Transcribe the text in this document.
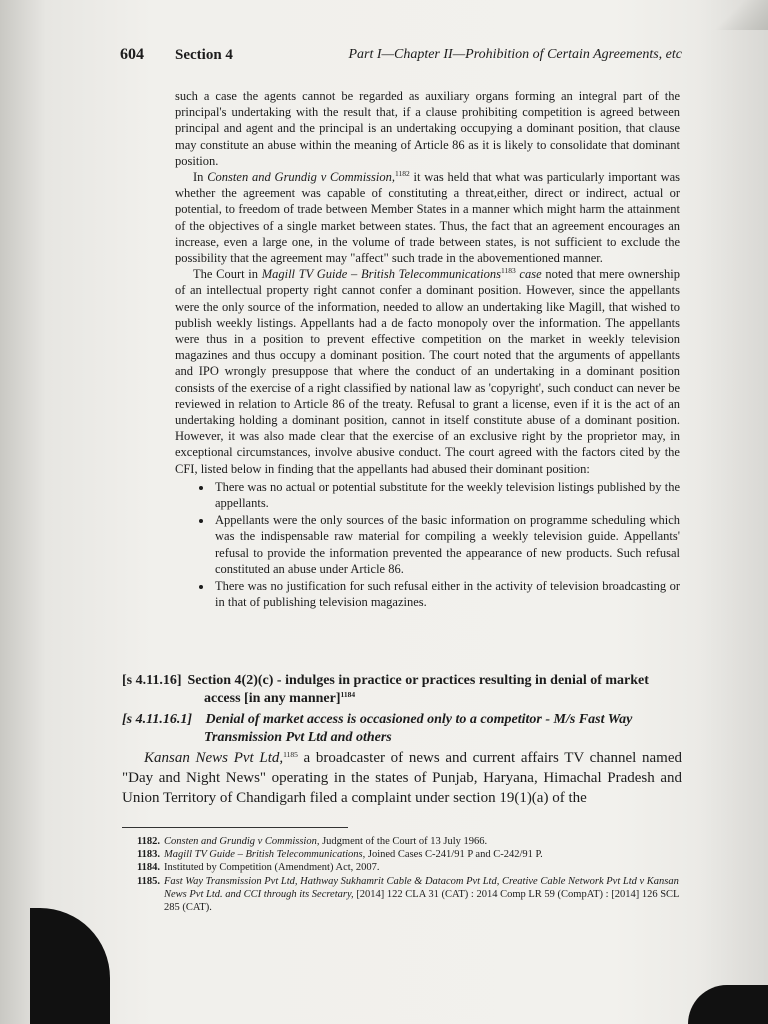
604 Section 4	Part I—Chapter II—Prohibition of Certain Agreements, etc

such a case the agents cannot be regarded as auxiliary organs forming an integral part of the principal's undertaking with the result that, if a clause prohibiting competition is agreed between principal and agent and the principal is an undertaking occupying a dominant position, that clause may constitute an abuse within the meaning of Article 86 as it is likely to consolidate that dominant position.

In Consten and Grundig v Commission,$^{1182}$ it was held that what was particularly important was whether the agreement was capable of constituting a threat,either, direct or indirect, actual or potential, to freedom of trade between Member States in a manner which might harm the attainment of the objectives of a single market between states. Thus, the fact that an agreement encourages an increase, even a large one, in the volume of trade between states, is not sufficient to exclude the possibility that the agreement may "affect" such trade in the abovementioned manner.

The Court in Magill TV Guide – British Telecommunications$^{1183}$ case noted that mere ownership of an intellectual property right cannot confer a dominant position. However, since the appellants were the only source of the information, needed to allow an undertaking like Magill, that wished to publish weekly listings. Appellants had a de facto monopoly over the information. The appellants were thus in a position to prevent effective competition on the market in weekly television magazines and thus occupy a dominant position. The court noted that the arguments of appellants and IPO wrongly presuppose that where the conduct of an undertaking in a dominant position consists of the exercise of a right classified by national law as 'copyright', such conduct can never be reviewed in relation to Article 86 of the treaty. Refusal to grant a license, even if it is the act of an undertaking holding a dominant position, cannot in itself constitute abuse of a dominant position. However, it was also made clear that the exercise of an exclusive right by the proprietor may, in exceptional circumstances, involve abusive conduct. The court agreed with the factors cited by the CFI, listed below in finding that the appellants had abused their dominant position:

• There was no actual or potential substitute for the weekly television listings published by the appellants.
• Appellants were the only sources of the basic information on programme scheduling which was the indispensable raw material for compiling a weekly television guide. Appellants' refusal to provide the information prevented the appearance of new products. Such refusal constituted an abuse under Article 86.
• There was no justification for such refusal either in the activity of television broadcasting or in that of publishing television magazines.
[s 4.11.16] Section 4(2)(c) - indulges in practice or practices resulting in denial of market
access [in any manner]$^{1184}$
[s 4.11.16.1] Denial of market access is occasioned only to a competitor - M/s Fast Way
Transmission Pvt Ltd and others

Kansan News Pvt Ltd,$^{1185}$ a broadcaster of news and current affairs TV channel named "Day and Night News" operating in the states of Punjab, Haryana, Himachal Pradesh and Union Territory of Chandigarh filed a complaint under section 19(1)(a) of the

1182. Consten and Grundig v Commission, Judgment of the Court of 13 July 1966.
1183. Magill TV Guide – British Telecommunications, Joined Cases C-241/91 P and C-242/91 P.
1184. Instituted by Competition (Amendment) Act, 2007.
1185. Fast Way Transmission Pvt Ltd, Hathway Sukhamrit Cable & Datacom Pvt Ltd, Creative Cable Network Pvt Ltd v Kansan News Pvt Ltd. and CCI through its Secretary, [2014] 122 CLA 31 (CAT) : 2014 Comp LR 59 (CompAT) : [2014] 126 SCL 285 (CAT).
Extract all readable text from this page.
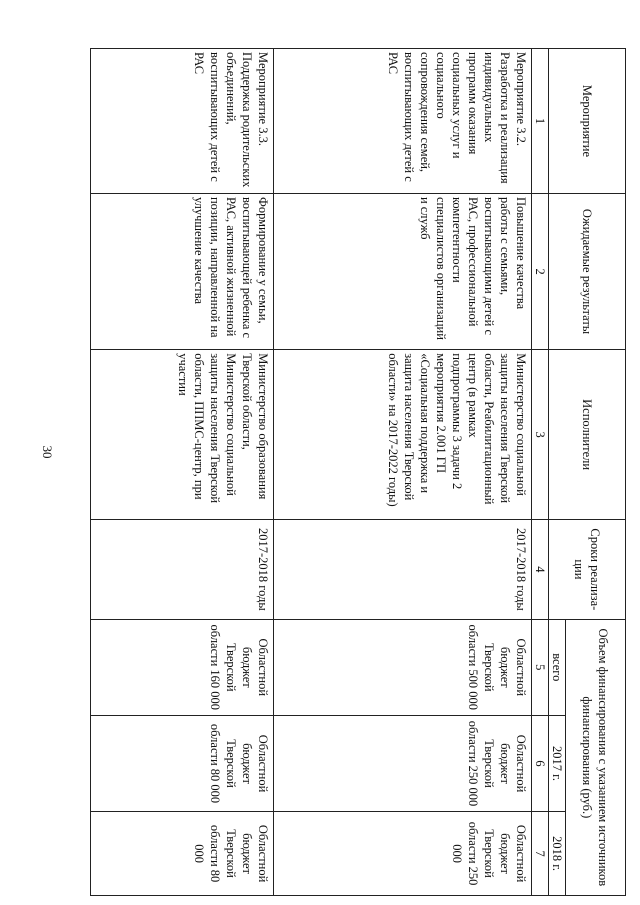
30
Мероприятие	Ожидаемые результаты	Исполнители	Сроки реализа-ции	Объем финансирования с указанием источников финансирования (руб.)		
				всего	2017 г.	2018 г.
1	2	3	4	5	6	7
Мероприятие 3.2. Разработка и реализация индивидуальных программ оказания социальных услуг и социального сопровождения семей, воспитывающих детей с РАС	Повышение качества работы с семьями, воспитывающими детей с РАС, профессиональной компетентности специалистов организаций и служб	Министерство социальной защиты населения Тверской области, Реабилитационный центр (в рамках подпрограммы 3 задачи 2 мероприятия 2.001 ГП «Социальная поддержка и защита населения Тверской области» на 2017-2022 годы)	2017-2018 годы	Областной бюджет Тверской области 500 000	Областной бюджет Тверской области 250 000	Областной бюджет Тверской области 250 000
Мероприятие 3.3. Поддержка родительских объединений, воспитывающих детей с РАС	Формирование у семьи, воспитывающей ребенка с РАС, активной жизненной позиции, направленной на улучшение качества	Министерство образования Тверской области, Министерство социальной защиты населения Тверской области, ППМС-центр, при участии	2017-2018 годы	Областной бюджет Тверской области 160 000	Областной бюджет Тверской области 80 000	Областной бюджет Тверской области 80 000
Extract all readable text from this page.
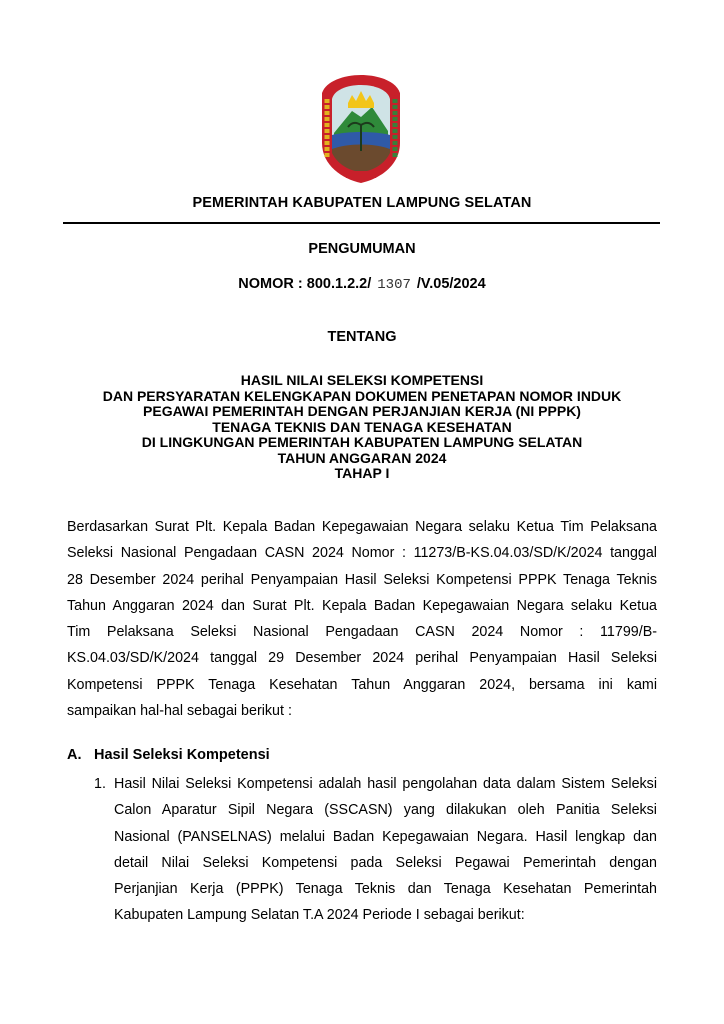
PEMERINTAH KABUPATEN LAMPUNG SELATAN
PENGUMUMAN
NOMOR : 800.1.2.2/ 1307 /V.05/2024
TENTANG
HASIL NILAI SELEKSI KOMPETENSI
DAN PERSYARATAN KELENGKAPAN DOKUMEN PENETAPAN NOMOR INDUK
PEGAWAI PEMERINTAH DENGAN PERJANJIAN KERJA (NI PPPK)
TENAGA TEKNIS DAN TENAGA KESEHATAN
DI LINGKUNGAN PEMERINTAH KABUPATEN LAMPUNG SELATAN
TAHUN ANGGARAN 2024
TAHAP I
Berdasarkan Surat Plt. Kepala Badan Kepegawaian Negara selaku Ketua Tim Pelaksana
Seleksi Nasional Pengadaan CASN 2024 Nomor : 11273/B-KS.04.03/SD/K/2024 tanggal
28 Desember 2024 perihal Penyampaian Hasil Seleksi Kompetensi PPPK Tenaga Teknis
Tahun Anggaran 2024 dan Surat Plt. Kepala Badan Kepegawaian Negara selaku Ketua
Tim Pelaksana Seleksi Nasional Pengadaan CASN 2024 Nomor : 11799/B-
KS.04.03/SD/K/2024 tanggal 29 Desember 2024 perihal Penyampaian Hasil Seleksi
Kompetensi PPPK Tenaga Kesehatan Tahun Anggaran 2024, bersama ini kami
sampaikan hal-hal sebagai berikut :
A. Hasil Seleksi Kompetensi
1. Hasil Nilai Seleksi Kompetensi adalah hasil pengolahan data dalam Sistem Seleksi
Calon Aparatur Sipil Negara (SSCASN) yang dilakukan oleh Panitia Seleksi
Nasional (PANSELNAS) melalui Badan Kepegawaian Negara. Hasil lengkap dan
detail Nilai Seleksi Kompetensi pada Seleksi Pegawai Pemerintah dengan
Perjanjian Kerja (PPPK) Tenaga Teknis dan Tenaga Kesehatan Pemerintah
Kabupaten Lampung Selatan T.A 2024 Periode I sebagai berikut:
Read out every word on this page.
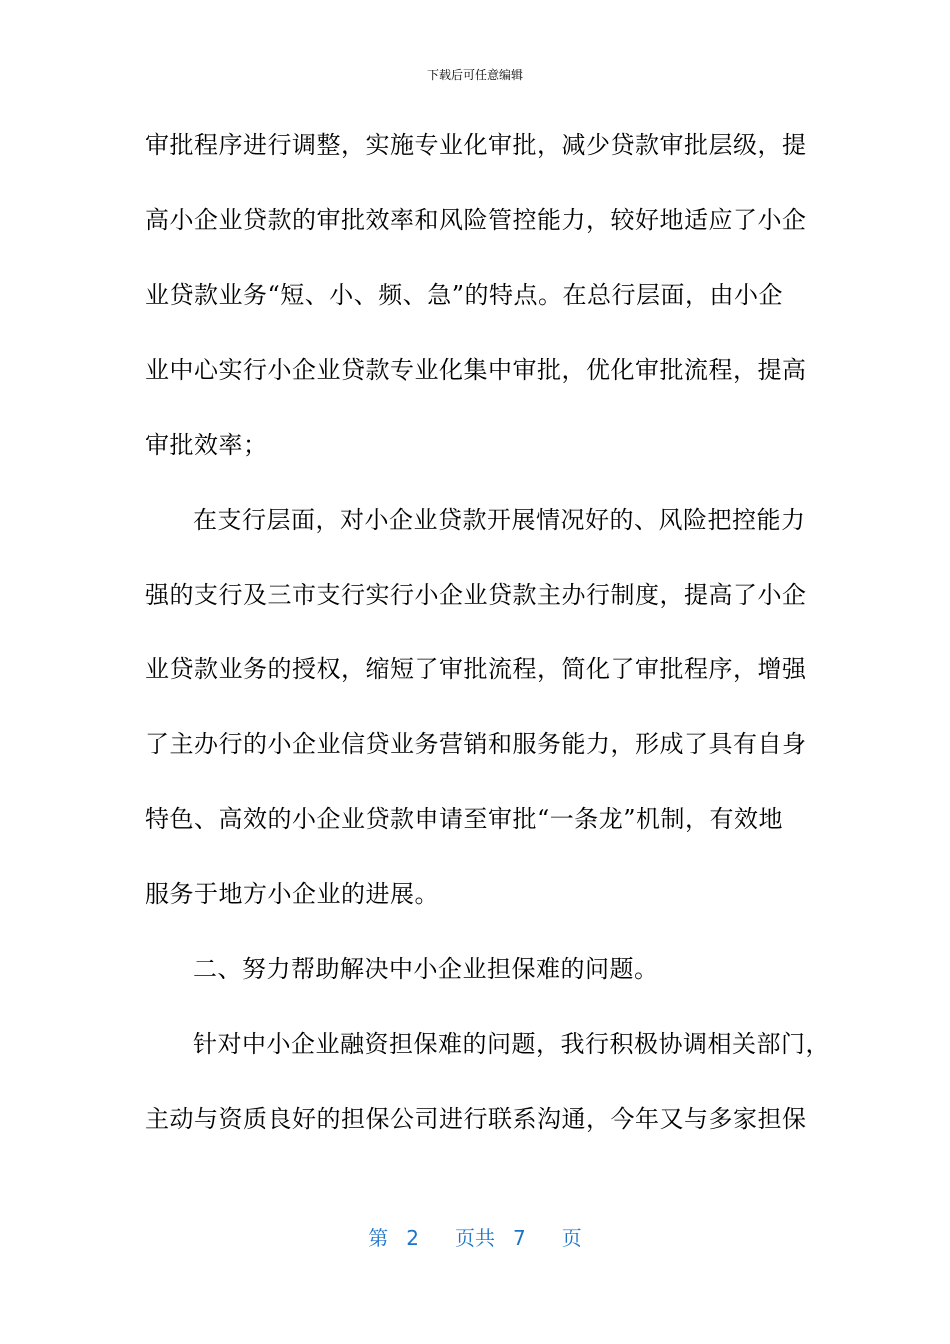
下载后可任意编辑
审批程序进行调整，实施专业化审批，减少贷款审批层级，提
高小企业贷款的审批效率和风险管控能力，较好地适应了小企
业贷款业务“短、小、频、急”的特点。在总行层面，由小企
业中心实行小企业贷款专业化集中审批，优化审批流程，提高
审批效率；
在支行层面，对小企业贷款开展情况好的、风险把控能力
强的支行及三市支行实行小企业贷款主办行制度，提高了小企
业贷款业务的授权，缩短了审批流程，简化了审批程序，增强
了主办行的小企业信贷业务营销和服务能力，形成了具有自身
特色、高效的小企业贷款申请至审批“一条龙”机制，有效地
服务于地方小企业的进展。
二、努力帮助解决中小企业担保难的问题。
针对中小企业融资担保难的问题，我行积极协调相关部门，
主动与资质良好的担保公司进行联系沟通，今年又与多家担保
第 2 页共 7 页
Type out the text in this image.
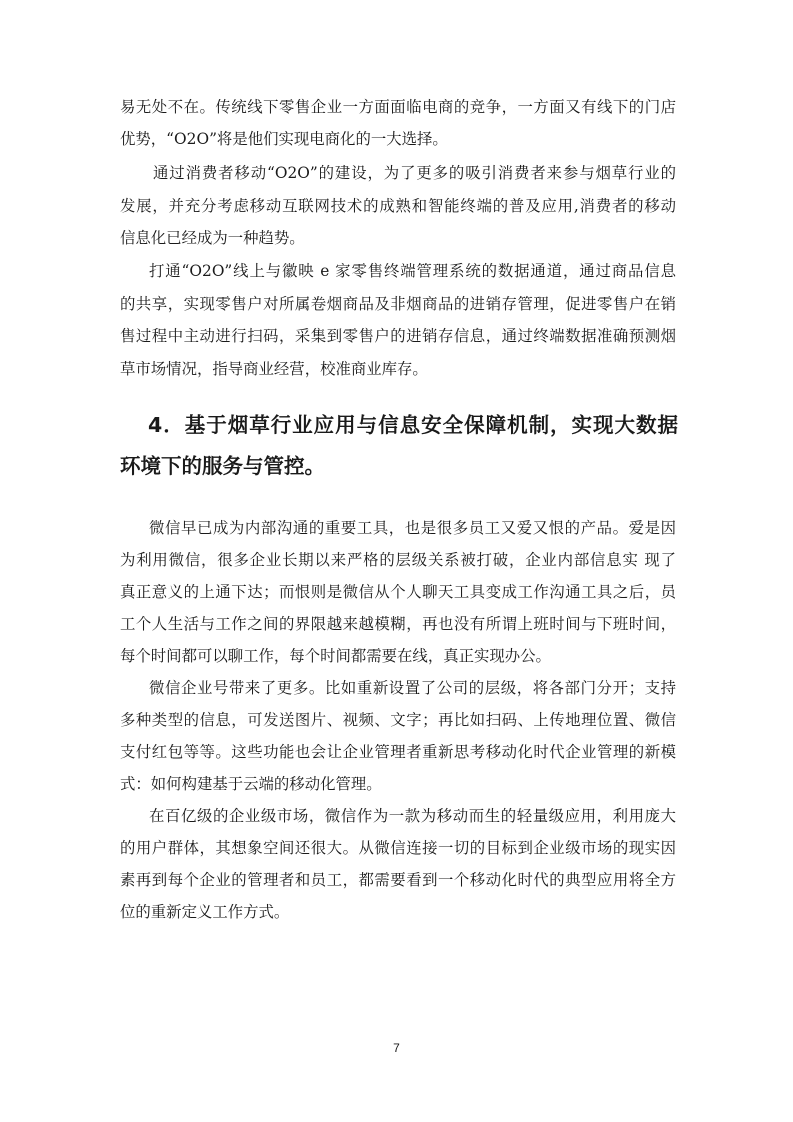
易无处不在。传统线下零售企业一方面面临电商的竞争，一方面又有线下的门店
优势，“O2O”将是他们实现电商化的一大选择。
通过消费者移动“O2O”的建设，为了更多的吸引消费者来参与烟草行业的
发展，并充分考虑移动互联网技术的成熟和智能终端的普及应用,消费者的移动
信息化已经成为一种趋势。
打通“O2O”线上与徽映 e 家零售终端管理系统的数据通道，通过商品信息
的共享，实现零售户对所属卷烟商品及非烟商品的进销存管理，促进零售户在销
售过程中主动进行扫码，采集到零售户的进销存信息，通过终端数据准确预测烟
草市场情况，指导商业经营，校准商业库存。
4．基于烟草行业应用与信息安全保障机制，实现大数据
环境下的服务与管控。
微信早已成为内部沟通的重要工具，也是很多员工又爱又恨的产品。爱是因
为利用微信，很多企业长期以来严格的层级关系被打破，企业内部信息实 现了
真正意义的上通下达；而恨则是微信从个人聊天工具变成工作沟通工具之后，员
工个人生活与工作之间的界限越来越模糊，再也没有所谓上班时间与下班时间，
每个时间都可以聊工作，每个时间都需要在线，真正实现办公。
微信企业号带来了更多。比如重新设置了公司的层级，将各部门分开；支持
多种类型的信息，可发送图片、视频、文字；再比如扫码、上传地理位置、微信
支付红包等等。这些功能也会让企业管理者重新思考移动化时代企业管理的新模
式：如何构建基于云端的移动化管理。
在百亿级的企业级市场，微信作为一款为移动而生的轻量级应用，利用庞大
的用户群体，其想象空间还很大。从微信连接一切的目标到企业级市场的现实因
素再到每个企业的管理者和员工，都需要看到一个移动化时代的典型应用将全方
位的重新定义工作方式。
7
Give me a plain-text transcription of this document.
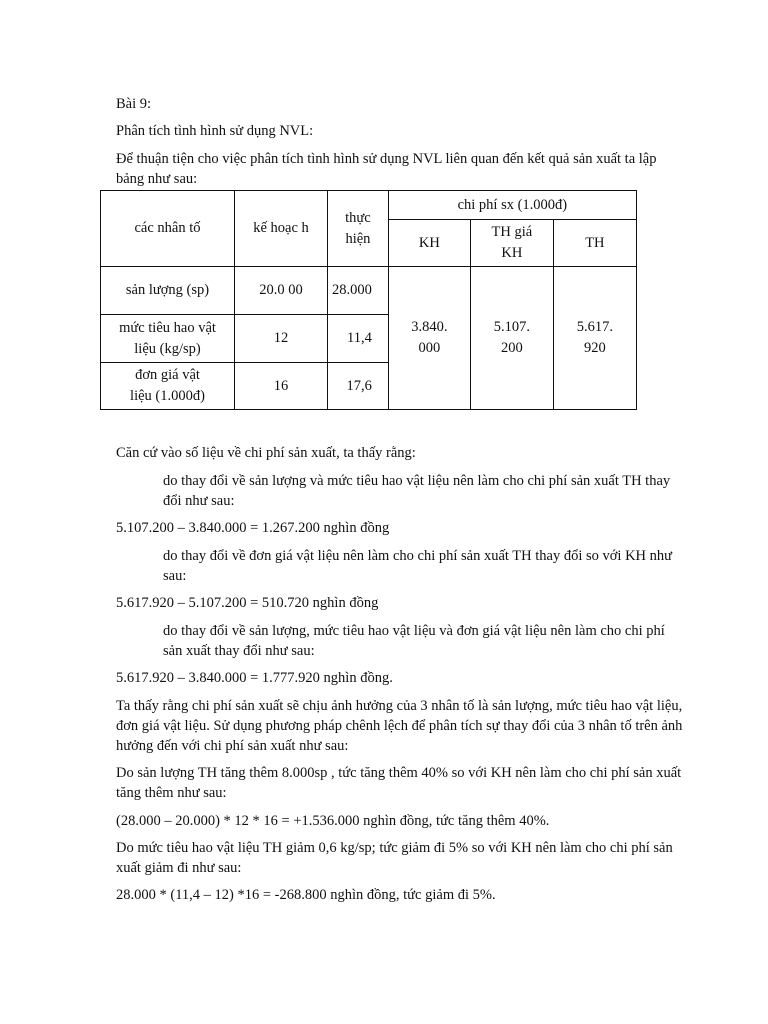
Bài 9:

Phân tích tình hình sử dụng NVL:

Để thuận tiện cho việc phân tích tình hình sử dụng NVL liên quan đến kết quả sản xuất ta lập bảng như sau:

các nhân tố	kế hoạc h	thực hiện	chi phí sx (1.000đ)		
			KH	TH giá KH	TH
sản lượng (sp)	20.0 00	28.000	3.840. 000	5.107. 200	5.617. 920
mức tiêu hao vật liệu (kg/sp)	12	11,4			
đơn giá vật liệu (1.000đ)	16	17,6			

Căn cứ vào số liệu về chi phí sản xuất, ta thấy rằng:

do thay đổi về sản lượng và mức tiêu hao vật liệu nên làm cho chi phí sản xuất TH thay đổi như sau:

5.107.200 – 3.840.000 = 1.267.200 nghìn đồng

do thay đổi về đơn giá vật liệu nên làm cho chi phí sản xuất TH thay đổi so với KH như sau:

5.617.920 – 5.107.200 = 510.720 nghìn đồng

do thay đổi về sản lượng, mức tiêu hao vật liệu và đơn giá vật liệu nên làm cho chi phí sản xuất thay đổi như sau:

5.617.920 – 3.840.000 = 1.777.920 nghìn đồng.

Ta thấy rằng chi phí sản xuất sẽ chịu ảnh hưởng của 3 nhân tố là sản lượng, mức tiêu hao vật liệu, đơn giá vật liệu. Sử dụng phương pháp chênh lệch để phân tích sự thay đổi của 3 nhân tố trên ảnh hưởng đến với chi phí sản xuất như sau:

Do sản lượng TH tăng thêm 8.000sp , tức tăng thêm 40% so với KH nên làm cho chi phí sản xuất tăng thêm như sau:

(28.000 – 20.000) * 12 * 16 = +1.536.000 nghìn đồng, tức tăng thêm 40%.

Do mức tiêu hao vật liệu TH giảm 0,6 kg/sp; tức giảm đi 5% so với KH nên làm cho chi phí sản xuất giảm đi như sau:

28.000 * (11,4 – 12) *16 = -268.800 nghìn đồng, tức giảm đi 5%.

+ + + +

- _Work to do_
Tally how many lines of the material contain the word "giảm". The answer must be the number and nothing else.

- _Solution_
2